▶ _WORK INSTRUCTIONS_:
[A] In the Jacksonville article, how long was the campaign first meant to run?
[B] Reproduce the passage of the Jacksonville article starting at "Gray explained Mayor" and ending at "in the community.".
[C] For each statement, say whether the Jacksonville article supports it, and quote the words that decide it: (i) The initiative was created by the mayor together with roughly 17 local pastors. (ii) Ron Massey serves as Director of Community Engagement for the City of Jacksonville. (iii) Timby took up his role at NMCCL about two years ago.
** Begin SELECTED EXTRACT **
The initiative created by Jacksonville Mayor Sammy Phillips, and approximately 17 local pastors, aims to encourage the nurturing of relationships between neighbors, businesses, and even military and civilians through caring about one another, keeping open lines of communication, and treating others with respect and inclusion.
"We want to practice kindness. We want to make time for others. We want to demonstrate patience, we want to create success. We want to engage our youth. We want to mentor. We want to lend a hand. We want to tech. We want to embrace tolerance and we want to always embrace opportunities to serve," said Lillie Gray, Director of Community Engagement for the City of Jacksonville, during the presentation.
Gray explained Mayor Phillips was inspired to launch the positive campaign following months of national headlines of community violence and discord. Initially, the campaign was only supposed to be in place for a year, however, the overall success and embrace by the community encouraged the City of Jacksonville to continue to promote and share the message.
Gray explained that living the One City, Our City, My City initiative could be something as simple as offering to mow the lawn of a neighbor whose spouse is deployed, or encouraging teens to get involved in the community.
"These are the types of things that build relationships so that in times of crisis you don't become my enemy," said Gray. "You're my friend. I care about you."
Jacksonville is considered "home" to thousands of military members and their families due to the proximity of Camp Lejeune.
The city has fully embraced the military's presence, providing support in several different manners from technological, to infrastructure, explained Ron Massey, Jacksonville Deputy City Manager.
The support from the local community to the military is not lost, said Commanding Officer CAPT Jeff Timby, and was "a positive engagement" he noticed shortly after arriving to his role at NMCCL nearly a year ago.
"We're a big part of this community. You don't have to come on base to support all of the forces that are here," said Timby. "This is our community, too. We want to support you the way you continue to support us."
** End SELECTED EXTRACT **
** Begin AVAILABLE DATA **
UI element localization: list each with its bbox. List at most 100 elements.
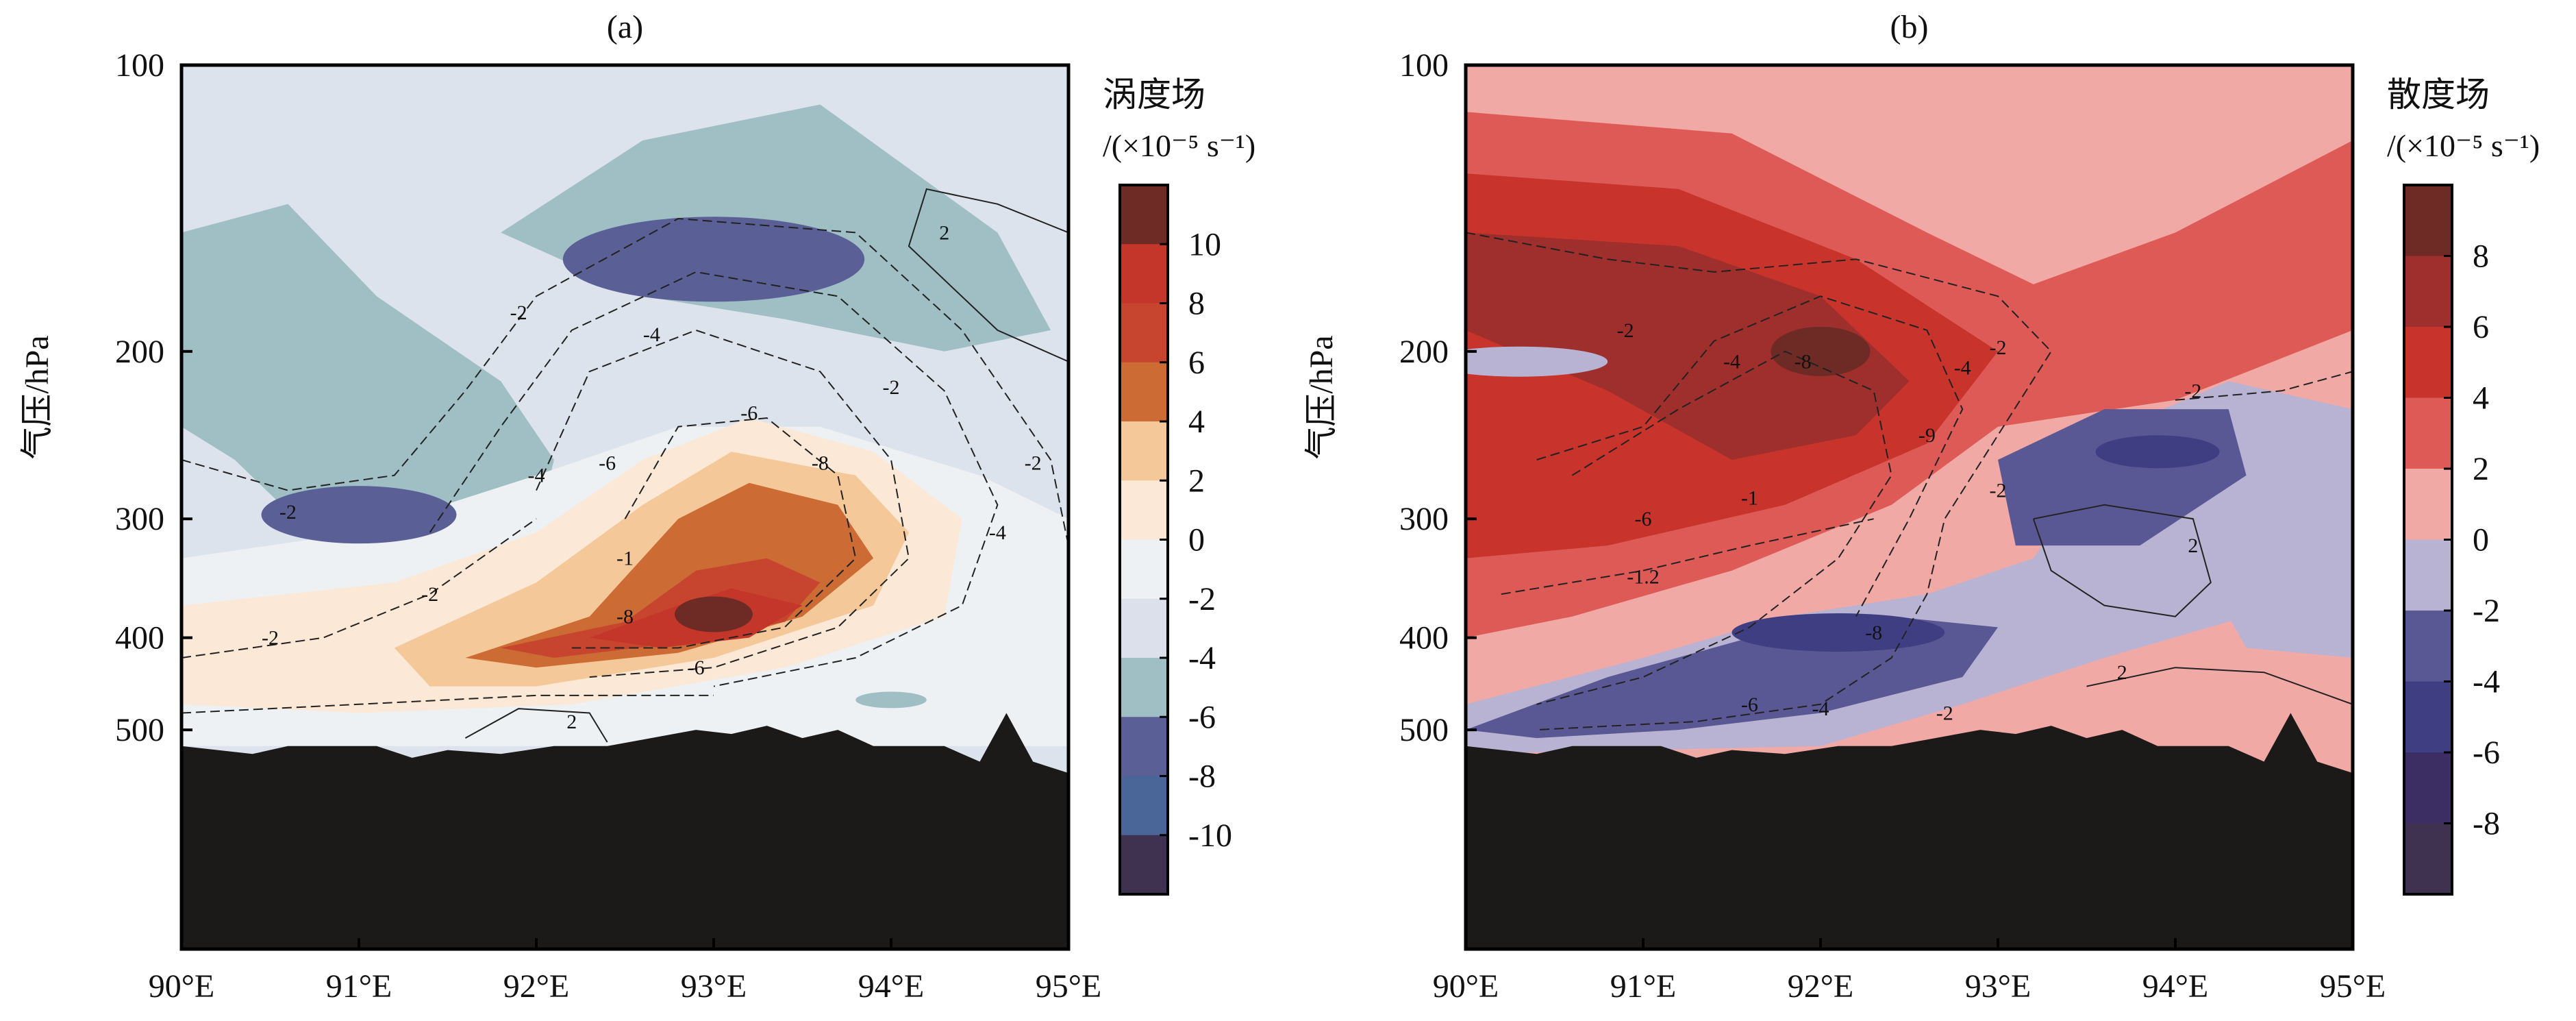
** End AVAILABLE DATA **
▶ _ANSWERS FOR THIS EXERCISE_:
[A] Only a year.

[B]
Gray explained Mayor Phillips was inspired to launch the positive campaign following months of national headlines of community violence and discord. Initially, the campaign was only supposed to be in place for a year, however, the overall success and embrace by the community encouraged the City of Jacksonville to continue to promote and share the message.
Gray explained that living the One City, Our City, My City initiative could be something as simple as offering to mow the lawn of a neighbor whose spouse is deployed, or encouraging teens to get involved in the community.

[C]
(i) Yes: "created by Jacksonville Mayor Sammy Phillips, and approximately 17 local pastors"
(ii) No: "said Lillie Gray, Director of Community Engagement for the City of Jacksonville"
(iii) No: "shortly after arriving to his role at NMCCL nearly a year ago"